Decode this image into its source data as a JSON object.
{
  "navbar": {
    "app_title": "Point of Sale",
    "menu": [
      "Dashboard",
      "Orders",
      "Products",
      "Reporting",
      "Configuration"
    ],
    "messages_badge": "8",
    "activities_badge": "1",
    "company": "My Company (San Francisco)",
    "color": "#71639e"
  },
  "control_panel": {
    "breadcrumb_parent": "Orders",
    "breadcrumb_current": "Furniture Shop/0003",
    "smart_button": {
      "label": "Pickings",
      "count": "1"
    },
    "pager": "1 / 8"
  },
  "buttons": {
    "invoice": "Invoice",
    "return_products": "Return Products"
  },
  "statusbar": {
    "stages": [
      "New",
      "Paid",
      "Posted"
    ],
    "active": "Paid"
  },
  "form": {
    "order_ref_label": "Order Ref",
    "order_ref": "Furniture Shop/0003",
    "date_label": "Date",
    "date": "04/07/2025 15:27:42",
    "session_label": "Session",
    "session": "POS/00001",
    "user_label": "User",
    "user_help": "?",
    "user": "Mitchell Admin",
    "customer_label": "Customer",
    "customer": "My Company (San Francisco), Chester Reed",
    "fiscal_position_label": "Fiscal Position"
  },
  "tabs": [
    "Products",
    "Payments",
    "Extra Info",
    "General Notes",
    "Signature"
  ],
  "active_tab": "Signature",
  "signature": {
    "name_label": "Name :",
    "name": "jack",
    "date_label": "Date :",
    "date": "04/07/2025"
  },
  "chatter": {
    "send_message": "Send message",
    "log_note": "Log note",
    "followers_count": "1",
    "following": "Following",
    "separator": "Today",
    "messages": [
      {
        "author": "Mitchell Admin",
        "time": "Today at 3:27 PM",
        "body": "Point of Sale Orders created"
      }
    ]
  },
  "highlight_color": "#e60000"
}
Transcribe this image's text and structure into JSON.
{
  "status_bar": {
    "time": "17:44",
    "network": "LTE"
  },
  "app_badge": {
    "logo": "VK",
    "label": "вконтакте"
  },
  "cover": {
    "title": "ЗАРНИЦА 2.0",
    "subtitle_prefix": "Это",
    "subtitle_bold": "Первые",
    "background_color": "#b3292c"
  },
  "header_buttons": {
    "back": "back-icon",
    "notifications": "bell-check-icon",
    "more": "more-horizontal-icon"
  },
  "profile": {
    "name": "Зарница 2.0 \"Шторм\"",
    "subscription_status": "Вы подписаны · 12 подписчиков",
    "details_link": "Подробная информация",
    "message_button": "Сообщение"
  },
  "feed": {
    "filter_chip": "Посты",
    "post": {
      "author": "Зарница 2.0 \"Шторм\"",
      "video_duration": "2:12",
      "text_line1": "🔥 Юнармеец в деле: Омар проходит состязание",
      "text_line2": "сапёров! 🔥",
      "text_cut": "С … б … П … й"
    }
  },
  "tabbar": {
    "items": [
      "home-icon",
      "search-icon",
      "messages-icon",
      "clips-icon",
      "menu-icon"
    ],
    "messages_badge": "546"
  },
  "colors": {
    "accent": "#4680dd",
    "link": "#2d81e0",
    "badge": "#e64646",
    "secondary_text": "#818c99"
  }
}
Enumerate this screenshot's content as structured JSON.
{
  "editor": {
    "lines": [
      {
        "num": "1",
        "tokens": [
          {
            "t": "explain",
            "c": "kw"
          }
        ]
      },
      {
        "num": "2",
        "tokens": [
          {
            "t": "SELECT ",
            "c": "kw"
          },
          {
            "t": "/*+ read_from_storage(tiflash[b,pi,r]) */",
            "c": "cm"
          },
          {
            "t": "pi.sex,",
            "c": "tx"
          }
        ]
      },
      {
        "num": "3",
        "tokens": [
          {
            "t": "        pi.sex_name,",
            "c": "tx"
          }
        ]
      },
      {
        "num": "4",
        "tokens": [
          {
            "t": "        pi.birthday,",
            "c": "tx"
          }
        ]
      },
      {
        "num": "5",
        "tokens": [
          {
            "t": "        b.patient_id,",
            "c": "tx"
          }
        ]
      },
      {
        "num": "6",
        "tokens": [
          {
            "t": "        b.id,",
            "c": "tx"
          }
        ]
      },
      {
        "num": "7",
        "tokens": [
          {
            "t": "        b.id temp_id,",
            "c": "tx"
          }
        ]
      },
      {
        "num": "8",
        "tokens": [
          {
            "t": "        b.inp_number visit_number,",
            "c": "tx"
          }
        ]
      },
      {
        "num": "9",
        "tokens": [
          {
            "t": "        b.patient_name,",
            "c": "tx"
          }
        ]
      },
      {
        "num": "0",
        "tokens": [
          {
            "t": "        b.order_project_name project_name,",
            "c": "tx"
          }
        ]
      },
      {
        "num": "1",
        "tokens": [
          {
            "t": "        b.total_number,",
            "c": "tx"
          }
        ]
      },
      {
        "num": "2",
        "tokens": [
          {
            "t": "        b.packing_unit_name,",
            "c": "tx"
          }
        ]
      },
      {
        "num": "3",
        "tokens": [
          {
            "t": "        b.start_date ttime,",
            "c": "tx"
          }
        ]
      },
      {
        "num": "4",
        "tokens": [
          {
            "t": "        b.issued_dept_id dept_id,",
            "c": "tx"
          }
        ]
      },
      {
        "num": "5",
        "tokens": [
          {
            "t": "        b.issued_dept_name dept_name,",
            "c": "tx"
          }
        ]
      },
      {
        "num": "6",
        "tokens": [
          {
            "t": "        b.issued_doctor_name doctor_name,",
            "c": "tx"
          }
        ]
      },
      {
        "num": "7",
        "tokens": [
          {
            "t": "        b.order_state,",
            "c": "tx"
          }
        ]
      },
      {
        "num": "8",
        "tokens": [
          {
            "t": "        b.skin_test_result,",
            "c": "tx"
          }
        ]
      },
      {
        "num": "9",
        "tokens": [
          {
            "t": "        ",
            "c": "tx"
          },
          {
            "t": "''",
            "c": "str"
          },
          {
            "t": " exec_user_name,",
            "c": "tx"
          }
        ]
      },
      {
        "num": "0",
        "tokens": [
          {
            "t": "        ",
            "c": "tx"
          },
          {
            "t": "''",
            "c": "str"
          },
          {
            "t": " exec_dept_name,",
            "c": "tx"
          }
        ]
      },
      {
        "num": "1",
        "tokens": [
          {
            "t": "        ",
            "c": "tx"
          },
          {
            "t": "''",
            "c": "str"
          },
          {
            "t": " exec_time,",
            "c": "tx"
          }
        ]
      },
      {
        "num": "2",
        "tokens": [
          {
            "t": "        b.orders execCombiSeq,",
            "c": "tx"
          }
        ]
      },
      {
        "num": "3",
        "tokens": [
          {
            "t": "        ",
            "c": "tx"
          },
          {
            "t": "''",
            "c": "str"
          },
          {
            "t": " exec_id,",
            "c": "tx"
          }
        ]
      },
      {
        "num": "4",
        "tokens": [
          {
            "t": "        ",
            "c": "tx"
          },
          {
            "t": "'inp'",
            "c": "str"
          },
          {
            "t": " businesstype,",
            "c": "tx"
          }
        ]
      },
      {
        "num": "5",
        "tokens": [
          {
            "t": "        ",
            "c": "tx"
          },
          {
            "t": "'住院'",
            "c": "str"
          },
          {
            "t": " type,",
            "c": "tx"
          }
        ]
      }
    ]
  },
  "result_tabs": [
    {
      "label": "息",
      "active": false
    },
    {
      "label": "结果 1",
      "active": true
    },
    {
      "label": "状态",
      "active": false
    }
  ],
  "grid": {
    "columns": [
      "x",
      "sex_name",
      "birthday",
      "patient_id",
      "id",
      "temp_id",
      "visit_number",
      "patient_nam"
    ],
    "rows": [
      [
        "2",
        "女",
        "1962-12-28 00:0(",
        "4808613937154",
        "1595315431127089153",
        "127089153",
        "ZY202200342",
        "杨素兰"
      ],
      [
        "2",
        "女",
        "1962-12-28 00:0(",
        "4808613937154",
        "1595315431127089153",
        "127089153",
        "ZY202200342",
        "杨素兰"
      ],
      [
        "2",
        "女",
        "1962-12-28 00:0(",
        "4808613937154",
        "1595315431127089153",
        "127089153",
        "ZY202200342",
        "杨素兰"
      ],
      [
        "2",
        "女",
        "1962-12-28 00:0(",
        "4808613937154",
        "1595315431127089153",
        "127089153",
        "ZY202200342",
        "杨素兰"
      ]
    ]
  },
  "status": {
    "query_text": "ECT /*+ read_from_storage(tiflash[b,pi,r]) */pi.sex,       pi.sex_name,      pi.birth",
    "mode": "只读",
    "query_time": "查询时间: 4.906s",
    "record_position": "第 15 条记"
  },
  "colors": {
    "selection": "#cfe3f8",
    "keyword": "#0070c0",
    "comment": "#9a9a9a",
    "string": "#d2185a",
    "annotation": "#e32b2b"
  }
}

PROBLEM STATEMENT -> Search the data above for the word "into", then gather each line in which it appears.

TASK RESPONSE ->
Decode this image into its source data as a JSON object.
Transcribe this image's text and structure into JSON.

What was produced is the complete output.